**Exercise description:** Present the following data again exactly as it is shown.

**The records:**
____
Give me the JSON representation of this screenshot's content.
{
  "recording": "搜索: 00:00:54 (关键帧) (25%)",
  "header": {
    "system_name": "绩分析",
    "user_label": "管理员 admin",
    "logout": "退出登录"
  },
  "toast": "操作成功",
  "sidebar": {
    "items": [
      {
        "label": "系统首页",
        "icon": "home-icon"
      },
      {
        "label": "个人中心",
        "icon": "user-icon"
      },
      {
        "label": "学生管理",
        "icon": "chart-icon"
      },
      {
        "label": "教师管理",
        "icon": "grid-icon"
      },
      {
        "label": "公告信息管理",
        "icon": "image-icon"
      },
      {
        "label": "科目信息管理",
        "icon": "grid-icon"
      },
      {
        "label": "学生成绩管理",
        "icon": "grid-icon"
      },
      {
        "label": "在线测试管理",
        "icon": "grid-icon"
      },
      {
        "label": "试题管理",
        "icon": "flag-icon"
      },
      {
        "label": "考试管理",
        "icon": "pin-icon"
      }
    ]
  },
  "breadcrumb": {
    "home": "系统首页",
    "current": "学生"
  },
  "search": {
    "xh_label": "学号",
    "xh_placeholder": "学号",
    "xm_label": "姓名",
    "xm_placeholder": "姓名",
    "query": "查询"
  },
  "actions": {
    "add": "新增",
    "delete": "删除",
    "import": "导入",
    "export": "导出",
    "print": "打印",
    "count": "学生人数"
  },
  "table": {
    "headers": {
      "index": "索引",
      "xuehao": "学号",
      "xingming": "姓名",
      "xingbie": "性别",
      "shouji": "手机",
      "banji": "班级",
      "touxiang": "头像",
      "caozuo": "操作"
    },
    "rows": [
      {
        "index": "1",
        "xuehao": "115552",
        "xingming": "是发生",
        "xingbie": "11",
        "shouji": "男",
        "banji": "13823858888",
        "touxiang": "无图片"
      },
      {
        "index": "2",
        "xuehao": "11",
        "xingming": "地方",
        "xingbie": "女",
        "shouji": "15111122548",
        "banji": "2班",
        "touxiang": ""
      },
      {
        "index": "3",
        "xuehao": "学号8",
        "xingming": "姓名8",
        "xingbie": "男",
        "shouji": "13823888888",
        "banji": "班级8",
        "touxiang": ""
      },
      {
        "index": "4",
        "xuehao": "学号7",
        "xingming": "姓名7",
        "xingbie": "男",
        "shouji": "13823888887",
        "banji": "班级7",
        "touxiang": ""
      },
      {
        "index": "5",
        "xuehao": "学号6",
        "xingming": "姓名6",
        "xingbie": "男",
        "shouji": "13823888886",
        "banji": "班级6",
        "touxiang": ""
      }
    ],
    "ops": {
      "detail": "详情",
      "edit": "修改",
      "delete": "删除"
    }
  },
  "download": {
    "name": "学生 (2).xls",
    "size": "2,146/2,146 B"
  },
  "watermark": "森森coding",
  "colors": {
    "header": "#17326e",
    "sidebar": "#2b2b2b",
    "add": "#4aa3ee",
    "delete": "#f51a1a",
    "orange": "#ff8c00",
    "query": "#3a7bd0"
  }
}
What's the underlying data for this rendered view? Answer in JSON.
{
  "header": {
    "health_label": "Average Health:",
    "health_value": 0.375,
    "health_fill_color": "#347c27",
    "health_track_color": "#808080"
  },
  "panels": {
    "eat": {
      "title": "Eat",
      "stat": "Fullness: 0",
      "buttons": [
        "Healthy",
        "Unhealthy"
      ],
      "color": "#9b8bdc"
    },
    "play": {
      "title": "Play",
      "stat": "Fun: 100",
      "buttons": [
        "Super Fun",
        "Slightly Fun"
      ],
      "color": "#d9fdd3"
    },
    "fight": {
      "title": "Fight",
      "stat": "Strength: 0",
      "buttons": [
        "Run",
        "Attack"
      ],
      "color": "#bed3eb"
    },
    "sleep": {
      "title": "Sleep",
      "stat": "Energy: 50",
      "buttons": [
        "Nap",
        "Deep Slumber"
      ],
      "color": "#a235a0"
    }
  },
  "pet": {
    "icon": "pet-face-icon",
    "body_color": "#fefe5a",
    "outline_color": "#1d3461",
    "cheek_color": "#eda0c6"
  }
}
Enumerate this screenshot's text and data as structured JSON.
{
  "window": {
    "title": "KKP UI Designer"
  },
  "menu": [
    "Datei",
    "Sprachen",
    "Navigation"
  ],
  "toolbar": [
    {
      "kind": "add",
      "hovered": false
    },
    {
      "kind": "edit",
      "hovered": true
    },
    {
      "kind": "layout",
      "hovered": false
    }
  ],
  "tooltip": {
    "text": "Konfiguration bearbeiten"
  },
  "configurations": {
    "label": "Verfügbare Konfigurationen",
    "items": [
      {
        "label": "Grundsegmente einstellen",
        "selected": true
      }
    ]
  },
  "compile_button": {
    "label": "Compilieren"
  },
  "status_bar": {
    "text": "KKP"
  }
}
____
**Finished answer:**
Give me the JSON representation of this screenshot's content.
{
  "recording": "搜索: 00:00:54 (关键帧) (25%)",
  "header": {
    "system_name": "绩分析",
    "user_label": "管理员 admin",
    "logout": "退出登录"
  },
  "toast": "操作成功",
  "sidebar": {
    "items": [
      {
        "label": "系统首页",
        "icon": "home-icon"
      },
      {
        "label": "个人中心",
        "icon": "user-icon"
      },
      {
        "label": "学生管理",
        "icon": "chart-icon"
      },
      {
        "label": "教师管理",
        "icon": "grid-icon"
      },
      {
        "label": "公告信息管理",
        "icon": "image-icon"
      },
      {
        "label": "科目信息管理",
        "icon": "grid-icon"
      },
      {
        "label": "学生成绩管理",
        "icon": "grid-icon"
      },
      {
        "label": "在线测试管理",
        "icon": "grid-icon"
      },
      {
        "label": "试题管理",
        "icon": "flag-icon"
      },
      {
        "label": "考试管理",
        "icon": "pin-icon"
      }
    ]
  },
  "breadcrumb": {
    "home": "系统首页",
    "current": "学生"
  },
  "search": {
    "xh_label": "学号",
    "xh_placeholder": "学号",
    "xm_label": "姓名",
    "xm_placeholder": "姓名",
    "query": "查询"
  },
  "actions": {
    "add": "新增",
    "delete": "删除",
    "import": "导入",
    "export": "导出",
    "print": "打印",
    "count": "学生人数"
  },
  "table": {
    "headers": {
      "index": "索引",
      "xuehao": "学号",
      "xingming": "姓名",
      "xingbie": "性别",
      "shouji": "手机",
      "banji": "班级",
      "touxiang": "头像",
      "caozuo": "操作"
    },
    "rows": [
      {
        "index": "1",
        "xuehao": "115552",
        "xingming": "是发生",
        "xingbie": "11",
        "shouji": "男",
        "banji": "13823858888",
        "touxiang": "无图片"
      },
      {
        "index": "2",
        "xuehao": "11",
        "xingming": "地方",
        "xingbie": "女",
        "shouji": "15111122548",
        "banji": "2班",
        "touxiang": ""
      },
      {
        "index": "3",
        "xuehao": "学号8",
        "xingming": "姓名8",
        "xingbie": "男",
        "shouji": "13823888888",
        "banji": "班级8",
        "touxiang": ""
      },
      {
        "index": "4",
        "xuehao": "学号7",
        "xingming": "姓名7",
        "xingbie": "男",
        "shouji": "13823888887",
        "banji": "班级7",
        "touxiang": ""
      },
      {
        "index": "5",
        "xuehao": "学号6",
        "xingming": "姓名6",
        "xingbie": "男",
        "shouji": "13823888886",
        "banji": "班级6",
        "touxiang": ""
      }
    ],
    "ops": {
      "detail": "详情",
      "edit": "修改",
      "delete": "删除"
    }
  },
  "download": {
    "name": "学生 (2).xls",
    "size": "2,146/2,146 B"
  },
  "watermark": "森森coding",
  "colors": {
    "header": "#17326e",
    "sidebar": "#2b2b2b",
    "add": "#4aa3ee",
    "delete": "#f51a1a",
    "orange": "#ff8c00",
    "query": "#3a7bd0"
  }
}
What's the underlying data for this rendered view? Answer in JSON.
{
  "header": {
    "health_label": "Average Health:",
    "health_value": 0.375,
    "health_fill_color": "#347c27",
    "health_track_color": "#808080"
  },
  "panels": {
    "eat": {
      "title": "Eat",
      "stat": "Fullness: 0",
      "buttons": [
        "Healthy",
        "Unhealthy"
      ],
      "color": "#9b8bdc"
    },
    "play": {
      "title": "Play",
      "stat": "Fun: 100",
      "buttons": [
        "Super Fun",
        "Slightly Fun"
      ],
      "color": "#d9fdd3"
    },
    "fight": {
      "title": "Fight",
      "stat": "Strength: 0",
      "buttons": [
        "Run",
        "Attack"
      ],
      "color": "#bed3eb"
    },
    "sleep": {
      "title": "Sleep",
      "stat": "Energy: 50",
      "buttons": [
        "Nap",
        "Deep Slumber"
      ],
      "color": "#a235a0"
    }
  },
  "pet": {
    "icon": "pet-face-icon",
    "body_color": "#fefe5a",
    "outline_color": "#1d3461",
    "cheek_color": "#eda0c6"
  }
}
Enumerate this screenshot's text and data as structured JSON.
{
  "window": {
    "title": "KKP UI Designer"
  },
  "menu": [
    "Datei",
    "Sprachen",
    "Navigation"
  ],
  "toolbar": [
    {
      "kind": "add",
      "hovered": false
    },
    {
      "kind": "edit",
      "hovered": true
    },
    {
      "kind": "layout",
      "hovered": false
    }
  ],
  "tooltip": {
    "text": "Konfiguration bearbeiten"
  },
  "configurations": {
    "label": "Verfügbare Konfigurationen",
    "items": [
      {
        "label": "Grundsegmente einstellen",
        "selected": true
      }
    ]
  },
  "compile_button": {
    "label": "Compilieren"
  },
  "status_bar": {
    "text": "KKP"
  }
}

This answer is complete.